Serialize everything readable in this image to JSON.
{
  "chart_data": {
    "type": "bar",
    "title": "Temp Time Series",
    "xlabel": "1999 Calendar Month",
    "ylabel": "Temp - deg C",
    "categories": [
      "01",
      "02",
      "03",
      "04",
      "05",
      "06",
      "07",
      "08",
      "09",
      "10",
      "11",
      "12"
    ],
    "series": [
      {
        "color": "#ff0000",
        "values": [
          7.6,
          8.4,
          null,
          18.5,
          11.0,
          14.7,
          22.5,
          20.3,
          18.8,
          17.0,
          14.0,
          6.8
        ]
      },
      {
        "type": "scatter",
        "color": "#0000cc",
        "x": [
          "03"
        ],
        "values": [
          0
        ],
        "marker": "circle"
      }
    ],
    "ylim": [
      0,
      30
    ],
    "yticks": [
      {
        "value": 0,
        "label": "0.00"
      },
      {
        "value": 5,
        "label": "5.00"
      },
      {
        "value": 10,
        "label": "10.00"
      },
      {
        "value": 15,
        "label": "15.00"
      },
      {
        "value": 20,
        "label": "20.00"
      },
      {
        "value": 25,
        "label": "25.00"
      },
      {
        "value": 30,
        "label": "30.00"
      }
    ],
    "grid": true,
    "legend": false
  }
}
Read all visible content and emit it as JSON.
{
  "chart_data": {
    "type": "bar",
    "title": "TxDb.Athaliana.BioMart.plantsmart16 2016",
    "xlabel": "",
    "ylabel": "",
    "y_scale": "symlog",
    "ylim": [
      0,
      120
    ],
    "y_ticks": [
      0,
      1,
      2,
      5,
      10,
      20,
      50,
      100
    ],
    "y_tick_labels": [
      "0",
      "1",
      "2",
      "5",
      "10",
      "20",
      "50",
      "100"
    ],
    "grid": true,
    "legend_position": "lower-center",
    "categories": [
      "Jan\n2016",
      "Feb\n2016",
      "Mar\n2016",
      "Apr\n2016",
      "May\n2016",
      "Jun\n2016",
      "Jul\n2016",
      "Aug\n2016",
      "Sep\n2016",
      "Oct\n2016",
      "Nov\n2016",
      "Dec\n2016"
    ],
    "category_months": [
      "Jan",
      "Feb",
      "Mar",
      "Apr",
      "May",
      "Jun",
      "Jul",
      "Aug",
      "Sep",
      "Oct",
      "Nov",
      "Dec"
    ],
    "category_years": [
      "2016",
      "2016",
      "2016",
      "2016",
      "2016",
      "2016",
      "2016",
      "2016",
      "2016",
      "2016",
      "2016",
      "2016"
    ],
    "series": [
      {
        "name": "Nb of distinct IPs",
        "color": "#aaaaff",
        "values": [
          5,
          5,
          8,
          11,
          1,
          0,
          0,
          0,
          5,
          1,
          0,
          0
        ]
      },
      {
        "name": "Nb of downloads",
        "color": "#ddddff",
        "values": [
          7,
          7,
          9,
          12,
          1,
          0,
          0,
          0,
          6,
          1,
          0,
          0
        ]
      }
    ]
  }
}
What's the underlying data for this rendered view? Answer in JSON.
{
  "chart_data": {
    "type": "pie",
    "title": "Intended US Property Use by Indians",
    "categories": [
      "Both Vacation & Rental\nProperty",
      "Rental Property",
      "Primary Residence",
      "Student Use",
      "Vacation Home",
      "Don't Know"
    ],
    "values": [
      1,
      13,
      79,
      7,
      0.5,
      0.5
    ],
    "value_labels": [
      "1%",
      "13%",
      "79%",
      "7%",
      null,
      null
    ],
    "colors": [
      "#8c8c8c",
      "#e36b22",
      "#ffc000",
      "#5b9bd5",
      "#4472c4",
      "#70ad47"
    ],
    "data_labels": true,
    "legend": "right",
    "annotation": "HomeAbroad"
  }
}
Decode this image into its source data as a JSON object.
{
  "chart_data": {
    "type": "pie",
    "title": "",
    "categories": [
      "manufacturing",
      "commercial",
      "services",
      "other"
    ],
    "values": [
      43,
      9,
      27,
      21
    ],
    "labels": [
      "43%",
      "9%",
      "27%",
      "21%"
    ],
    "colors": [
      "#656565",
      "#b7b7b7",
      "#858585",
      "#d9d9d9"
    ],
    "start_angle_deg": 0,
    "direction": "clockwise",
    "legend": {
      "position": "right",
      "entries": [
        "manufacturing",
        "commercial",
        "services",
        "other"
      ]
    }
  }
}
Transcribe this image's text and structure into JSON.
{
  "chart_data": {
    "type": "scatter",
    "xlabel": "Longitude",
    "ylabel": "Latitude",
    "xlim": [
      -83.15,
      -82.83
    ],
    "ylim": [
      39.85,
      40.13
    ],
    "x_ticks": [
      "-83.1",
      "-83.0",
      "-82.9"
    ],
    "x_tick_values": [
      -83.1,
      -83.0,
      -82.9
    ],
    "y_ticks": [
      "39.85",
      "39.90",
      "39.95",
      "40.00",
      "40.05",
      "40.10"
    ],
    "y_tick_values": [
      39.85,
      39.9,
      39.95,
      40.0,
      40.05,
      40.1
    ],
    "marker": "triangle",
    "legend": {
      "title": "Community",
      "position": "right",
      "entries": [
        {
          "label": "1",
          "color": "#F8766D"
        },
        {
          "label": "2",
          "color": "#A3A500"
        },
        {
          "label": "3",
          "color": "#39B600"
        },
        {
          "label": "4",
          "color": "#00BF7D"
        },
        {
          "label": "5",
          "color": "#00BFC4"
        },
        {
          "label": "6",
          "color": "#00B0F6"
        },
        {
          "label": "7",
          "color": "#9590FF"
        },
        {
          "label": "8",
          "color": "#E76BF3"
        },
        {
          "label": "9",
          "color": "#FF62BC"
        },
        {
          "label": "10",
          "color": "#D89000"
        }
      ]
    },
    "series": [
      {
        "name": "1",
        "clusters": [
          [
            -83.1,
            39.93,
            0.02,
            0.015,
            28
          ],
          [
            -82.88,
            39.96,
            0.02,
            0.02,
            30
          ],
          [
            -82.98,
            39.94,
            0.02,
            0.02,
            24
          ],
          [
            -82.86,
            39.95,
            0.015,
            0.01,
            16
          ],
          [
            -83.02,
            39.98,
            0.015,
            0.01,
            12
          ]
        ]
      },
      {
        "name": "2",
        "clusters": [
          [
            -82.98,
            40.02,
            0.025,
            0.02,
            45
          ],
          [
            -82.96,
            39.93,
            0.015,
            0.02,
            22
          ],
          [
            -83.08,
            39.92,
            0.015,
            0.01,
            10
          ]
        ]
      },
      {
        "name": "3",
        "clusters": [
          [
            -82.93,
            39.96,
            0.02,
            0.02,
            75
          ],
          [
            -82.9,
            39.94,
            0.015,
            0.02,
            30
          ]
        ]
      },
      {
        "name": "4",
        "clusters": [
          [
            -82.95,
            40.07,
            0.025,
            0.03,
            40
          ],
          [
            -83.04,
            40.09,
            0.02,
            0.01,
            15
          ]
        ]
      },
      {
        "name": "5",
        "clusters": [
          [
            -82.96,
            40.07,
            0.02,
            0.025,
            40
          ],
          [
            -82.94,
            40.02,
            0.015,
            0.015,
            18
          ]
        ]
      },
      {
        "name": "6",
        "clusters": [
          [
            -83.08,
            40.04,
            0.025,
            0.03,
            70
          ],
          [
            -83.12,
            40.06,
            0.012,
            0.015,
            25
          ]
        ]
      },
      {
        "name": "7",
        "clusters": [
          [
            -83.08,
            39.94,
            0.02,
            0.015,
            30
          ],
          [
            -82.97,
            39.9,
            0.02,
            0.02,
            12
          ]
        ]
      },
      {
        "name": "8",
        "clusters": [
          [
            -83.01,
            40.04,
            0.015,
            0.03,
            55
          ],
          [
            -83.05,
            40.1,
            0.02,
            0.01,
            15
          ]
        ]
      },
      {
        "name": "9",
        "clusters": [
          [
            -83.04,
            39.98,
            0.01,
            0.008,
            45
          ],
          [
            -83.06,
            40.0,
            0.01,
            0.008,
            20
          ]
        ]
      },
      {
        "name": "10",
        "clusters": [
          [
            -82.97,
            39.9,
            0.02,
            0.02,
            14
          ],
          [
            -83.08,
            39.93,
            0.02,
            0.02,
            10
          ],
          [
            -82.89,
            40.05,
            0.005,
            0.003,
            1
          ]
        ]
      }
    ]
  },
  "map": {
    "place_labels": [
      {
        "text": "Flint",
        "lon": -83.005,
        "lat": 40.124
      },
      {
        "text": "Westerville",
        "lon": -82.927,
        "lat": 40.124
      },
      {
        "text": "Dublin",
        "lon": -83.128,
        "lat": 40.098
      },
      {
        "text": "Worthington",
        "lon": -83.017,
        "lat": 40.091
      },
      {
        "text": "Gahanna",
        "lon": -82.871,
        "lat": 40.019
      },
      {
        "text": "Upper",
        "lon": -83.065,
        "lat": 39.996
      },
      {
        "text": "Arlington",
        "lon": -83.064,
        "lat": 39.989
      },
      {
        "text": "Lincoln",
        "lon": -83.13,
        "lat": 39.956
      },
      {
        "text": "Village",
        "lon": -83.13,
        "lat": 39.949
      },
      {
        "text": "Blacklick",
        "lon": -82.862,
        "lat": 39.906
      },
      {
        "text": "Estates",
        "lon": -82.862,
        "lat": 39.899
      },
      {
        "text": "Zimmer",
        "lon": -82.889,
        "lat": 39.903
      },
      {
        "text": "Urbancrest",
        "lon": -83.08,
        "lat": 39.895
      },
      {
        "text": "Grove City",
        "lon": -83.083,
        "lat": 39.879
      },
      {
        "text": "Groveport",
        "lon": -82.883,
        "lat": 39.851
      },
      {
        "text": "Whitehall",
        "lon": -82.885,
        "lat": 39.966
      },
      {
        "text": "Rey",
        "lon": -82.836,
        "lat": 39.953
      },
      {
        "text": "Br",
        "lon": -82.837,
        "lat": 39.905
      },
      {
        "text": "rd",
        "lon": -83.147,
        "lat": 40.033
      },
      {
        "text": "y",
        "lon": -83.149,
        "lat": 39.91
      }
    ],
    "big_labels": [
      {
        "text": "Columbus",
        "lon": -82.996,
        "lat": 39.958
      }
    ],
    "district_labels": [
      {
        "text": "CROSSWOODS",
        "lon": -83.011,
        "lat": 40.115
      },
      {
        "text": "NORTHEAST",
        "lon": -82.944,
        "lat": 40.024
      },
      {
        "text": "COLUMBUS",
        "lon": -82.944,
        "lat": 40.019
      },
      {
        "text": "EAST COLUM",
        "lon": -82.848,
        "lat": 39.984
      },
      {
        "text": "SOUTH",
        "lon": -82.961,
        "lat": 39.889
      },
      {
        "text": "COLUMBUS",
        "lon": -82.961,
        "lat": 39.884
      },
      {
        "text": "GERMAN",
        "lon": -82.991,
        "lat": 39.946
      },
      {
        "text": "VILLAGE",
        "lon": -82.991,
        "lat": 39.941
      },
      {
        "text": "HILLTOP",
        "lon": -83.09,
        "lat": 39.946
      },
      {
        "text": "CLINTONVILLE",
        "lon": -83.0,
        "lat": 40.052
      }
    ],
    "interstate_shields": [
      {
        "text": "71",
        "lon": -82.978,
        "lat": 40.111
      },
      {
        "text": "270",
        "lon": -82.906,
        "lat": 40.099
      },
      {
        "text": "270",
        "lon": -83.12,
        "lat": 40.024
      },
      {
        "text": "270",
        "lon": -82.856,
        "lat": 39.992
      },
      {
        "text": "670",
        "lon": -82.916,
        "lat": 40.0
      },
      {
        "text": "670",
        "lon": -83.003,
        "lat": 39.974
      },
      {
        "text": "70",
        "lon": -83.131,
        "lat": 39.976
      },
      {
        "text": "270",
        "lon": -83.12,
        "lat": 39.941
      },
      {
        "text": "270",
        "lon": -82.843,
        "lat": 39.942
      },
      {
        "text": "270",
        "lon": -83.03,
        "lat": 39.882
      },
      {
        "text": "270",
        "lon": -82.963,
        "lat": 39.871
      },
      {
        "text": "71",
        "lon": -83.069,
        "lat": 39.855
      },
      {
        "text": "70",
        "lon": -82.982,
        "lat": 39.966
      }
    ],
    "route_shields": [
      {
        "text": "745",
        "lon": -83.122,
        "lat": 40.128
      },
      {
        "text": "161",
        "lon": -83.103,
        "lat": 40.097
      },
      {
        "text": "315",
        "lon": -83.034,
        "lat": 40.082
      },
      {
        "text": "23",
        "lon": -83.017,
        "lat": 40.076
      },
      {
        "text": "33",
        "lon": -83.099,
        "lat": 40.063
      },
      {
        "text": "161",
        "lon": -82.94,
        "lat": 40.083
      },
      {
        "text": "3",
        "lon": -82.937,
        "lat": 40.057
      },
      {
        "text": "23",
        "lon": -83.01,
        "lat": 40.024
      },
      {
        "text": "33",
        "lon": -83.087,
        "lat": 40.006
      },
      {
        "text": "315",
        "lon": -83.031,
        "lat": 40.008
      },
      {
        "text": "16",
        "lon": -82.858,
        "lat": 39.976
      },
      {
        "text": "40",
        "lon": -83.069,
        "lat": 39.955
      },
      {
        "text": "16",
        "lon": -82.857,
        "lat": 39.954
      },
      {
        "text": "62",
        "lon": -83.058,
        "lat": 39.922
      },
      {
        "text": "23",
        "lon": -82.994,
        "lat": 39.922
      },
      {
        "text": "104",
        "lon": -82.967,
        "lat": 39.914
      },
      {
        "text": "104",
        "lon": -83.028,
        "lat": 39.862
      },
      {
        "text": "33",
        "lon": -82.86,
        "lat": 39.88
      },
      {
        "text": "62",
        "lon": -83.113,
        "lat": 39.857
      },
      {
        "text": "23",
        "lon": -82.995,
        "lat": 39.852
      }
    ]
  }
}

### WHAT YOU HAVE TO DO
Show every line in the entries where the string "Rental" occurs.

### FINAL RESULT
      "Both Vacation & Rental\nProperty",
      "Rental Property",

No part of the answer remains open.